_Records_.
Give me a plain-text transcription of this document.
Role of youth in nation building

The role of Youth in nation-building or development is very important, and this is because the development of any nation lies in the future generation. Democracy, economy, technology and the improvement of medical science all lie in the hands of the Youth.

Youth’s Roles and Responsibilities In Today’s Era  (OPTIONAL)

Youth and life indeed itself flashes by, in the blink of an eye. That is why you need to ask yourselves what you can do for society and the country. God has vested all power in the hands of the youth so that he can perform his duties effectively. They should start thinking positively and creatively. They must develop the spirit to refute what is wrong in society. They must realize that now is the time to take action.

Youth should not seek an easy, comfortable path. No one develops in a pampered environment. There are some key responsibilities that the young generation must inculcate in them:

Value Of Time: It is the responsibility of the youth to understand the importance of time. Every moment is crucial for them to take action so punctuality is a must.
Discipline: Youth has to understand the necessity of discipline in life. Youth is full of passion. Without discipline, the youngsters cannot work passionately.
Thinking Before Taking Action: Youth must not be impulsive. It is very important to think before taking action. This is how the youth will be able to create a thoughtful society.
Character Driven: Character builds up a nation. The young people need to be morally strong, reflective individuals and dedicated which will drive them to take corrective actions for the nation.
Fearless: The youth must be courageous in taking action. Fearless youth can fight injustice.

_Task directions_. Your answer should be a single number: the count of lines that contain "understand".

_The result_. 2